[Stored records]

+++

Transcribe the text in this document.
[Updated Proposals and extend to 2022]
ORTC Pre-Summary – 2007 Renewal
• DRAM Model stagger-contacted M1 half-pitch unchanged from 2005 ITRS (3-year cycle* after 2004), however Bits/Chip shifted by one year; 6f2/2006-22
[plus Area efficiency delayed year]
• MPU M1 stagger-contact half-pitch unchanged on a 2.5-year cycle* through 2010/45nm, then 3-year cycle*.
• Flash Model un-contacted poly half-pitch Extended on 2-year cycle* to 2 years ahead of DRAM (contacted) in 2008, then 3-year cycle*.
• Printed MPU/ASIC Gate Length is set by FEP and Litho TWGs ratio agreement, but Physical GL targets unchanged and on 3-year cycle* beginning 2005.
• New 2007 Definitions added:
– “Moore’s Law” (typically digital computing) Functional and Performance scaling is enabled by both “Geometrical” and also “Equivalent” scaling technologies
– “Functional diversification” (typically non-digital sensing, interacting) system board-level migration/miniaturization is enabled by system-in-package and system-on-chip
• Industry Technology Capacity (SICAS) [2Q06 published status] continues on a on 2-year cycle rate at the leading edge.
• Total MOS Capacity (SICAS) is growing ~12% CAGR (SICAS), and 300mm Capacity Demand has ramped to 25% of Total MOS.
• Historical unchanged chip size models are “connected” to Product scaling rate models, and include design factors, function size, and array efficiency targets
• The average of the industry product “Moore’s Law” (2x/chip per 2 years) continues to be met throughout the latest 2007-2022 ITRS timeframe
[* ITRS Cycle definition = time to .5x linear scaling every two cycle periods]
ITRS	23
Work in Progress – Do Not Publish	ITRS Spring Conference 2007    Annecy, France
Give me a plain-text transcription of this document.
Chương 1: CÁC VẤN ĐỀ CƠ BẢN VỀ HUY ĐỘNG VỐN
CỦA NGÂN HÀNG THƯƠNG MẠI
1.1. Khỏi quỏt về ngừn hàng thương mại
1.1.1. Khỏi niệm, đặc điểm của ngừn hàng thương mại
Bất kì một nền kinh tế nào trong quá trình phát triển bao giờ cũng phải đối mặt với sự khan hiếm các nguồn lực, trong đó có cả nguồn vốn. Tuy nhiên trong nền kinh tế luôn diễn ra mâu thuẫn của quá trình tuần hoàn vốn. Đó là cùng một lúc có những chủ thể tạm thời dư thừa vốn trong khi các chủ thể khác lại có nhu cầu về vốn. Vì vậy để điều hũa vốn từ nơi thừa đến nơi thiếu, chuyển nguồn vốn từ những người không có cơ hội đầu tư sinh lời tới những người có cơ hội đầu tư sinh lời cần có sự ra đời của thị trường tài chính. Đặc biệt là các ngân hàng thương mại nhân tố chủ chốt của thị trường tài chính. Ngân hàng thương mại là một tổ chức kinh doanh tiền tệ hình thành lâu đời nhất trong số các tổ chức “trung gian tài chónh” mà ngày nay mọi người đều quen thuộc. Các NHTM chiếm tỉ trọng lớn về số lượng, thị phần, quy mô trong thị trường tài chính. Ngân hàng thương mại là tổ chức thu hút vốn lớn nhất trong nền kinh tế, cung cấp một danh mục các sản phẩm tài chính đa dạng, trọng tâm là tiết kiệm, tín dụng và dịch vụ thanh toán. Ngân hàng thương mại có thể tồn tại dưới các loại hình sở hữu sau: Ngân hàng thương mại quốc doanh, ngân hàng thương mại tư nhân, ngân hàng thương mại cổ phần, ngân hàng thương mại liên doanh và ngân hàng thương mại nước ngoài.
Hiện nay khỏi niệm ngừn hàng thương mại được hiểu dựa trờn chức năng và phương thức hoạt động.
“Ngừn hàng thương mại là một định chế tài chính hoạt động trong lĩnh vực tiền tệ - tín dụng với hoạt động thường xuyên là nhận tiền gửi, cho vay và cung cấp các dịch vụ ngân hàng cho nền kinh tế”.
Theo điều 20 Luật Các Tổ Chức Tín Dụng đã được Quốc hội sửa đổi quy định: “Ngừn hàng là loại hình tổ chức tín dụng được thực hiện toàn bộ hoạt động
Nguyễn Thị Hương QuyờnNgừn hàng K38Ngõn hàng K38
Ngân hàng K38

+++

• Problem to work on
The records above must be output exactly, in full.

• Response
Transcribe the text in this document.
[Updated Proposals and extend to 2022]
ORTC Pre-Summary – 2007 Renewal
• DRAM Model stagger-contacted M1 half-pitch unchanged from 2005 ITRS (3-year cycle* after 2004), however Bits/Chip shifted by one year; 6f2/2006-22
[plus Area efficiency delayed year]
• MPU M1 stagger-contact half-pitch unchanged on a 2.5-year cycle* through 2010/45nm, then 3-year cycle*.
• Flash Model un-contacted poly half-pitch Extended on 2-year cycle* to 2 years ahead of DRAM (contacted) in 2008, then 3-year cycle*.
• Printed MPU/ASIC Gate Length is set by FEP and Litho TWGs ratio agreement, but Physical GL targets unchanged and on 3-year cycle* beginning 2005.
• New 2007 Definitions added:
– “Moore’s Law” (typically digital computing) Functional and Performance scaling is enabled by both “Geometrical” and also “Equivalent” scaling technologies
– “Functional diversification” (typically non-digital sensing, interacting) system board-level migration/miniaturization is enabled by system-in-package and system-on-chip
• Industry Technology Capacity (SICAS) [2Q06 published status] continues on a on 2-year cycle rate at the leading edge.
• Total MOS Capacity (SICAS) is growing ~12% CAGR (SICAS), and 300mm Capacity Demand has ramped to 25% of Total MOS.
• Historical unchanged chip size models are “connected” to Product scaling rate models, and include design factors, function size, and array efficiency targets
• The average of the industry product “Moore’s Law” (2x/chip per 2 years) continues to be met throughout the latest 2007-2022 ITRS timeframe
[* ITRS Cycle definition = time to .5x linear scaling every two cycle periods]
ITRS	23
Work in Progress – Do Not Publish	ITRS Spring Conference 2007    Annecy, France
Give me a plain-text transcription of this document.
Chương 1: CÁC VẤN ĐỀ CƠ BẢN VỀ HUY ĐỘNG VỐN
CỦA NGÂN HÀNG THƯƠNG MẠI
1.1. Khỏi quỏt về ngừn hàng thương mại
1.1.1. Khỏi niệm, đặc điểm của ngừn hàng thương mại
Bất kì một nền kinh tế nào trong quá trình phát triển bao giờ cũng phải đối mặt với sự khan hiếm các nguồn lực, trong đó có cả nguồn vốn. Tuy nhiên trong nền kinh tế luôn diễn ra mâu thuẫn của quá trình tuần hoàn vốn. Đó là cùng một lúc có những chủ thể tạm thời dư thừa vốn trong khi các chủ thể khác lại có nhu cầu về vốn. Vì vậy để điều hũa vốn từ nơi thừa đến nơi thiếu, chuyển nguồn vốn từ những người không có cơ hội đầu tư sinh lời tới những người có cơ hội đầu tư sinh lời cần có sự ra đời của thị trường tài chính. Đặc biệt là các ngân hàng thương mại nhân tố chủ chốt của thị trường tài chính. Ngân hàng thương mại là một tổ chức kinh doanh tiền tệ hình thành lâu đời nhất trong số các tổ chức “trung gian tài chónh” mà ngày nay mọi người đều quen thuộc. Các NHTM chiếm tỉ trọng lớn về số lượng, thị phần, quy mô trong thị trường tài chính. Ngân hàng thương mại là tổ chức thu hút vốn lớn nhất trong nền kinh tế, cung cấp một danh mục các sản phẩm tài chính đa dạng, trọng tâm là tiết kiệm, tín dụng và dịch vụ thanh toán. Ngân hàng thương mại có thể tồn tại dưới các loại hình sở hữu sau: Ngân hàng thương mại quốc doanh, ngân hàng thương mại tư nhân, ngân hàng thương mại cổ phần, ngân hàng thương mại liên doanh và ngân hàng thương mại nước ngoài.
Hiện nay khỏi niệm ngừn hàng thương mại được hiểu dựa trờn chức năng và phương thức hoạt động.
“Ngừn hàng thương mại là một định chế tài chính hoạt động trong lĩnh vực tiền tệ - tín dụng với hoạt động thường xuyên là nhận tiền gửi, cho vay và cung cấp các dịch vụ ngân hàng cho nền kinh tế”.
Theo điều 20 Luật Các Tổ Chức Tín Dụng đã được Quốc hội sửa đổi quy định: “Ngừn hàng là loại hình tổ chức tín dụng được thực hiện toàn bộ hoạt động
Nguyễn Thị Hương QuyờnNgừn hàng K38Ngõn hàng K38
Ngân hàng K38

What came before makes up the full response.